_The request:_ Return each of the entries below verbatim, with every line unchanged.

_Records supplied:_
(begin)

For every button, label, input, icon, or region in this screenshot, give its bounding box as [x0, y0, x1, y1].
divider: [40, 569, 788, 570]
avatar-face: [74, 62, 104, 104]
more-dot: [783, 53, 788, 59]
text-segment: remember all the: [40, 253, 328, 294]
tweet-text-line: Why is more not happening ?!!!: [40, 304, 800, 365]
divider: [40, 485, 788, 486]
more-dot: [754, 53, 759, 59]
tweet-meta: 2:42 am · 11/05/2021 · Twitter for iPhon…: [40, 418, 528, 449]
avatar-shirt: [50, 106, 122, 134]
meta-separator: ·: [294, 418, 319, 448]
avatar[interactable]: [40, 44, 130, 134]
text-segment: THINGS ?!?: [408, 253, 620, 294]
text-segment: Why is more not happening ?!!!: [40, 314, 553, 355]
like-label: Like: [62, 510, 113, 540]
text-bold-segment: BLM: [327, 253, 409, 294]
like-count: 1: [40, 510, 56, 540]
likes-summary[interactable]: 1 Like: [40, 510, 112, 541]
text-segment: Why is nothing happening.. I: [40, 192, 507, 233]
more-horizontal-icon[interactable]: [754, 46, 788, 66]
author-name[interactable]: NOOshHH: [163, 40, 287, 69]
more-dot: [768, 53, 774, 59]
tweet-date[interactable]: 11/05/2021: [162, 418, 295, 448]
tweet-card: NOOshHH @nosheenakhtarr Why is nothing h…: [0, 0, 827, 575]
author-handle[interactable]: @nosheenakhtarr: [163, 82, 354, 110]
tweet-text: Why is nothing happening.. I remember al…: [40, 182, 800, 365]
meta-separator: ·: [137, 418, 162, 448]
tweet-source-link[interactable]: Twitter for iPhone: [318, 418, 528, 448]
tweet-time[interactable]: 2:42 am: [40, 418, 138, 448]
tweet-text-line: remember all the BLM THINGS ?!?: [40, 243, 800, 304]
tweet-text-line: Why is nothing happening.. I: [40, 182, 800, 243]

(end)

_Final answer:_
For every button, label, input, icon, or region in this screenshot, give its bounding box as [x0, y0, x1, y1].
divider: [40, 569, 788, 570]
avatar-face: [74, 62, 104, 104]
more-dot: [783, 53, 788, 59]
text-segment: remember all the: [40, 253, 328, 294]
tweet-text-line: Why is more not happening ?!!!: [40, 304, 800, 365]
divider: [40, 485, 788, 486]
more-dot: [754, 53, 759, 59]
tweet-meta: 2:42 am · 11/05/2021 · Twitter for iPhon…: [40, 418, 528, 449]
avatar-shirt: [50, 106, 122, 134]
meta-separator: ·: [294, 418, 319, 448]
avatar[interactable]: [40, 44, 130, 134]
text-segment: THINGS ?!?: [408, 253, 620, 294]
text-segment: Why is more not happening ?!!!: [40, 314, 553, 355]
like-label: Like: [62, 510, 113, 540]
text-bold-segment: BLM: [327, 253, 409, 294]
like-count: 1: [40, 510, 56, 540]
likes-summary[interactable]: 1 Like: [40, 510, 112, 541]
text-segment: Why is nothing happening.. I: [40, 192, 507, 233]
more-horizontal-icon[interactable]: [754, 46, 788, 66]
author-name[interactable]: NOOshHH: [163, 40, 287, 69]
more-dot: [768, 53, 774, 59]
tweet-date[interactable]: 11/05/2021: [162, 418, 295, 448]
tweet-card: NOOshHH @nosheenakhtarr Why is nothing h…: [0, 0, 827, 575]
author-handle[interactable]: @nosheenakhtarr: [163, 82, 354, 110]
tweet-text: Why is nothing happening.. I remember al…: [40, 182, 800, 365]
meta-separator: ·: [137, 418, 162, 448]
tweet-source-link[interactable]: Twitter for iPhone: [318, 418, 528, 448]
tweet-time[interactable]: 2:42 am: [40, 418, 138, 448]
tweet-text-line: remember all the BLM THINGS ?!?: [40, 243, 800, 304]
tweet-text-line: Why is nothing happening.. I: [40, 182, 800, 243]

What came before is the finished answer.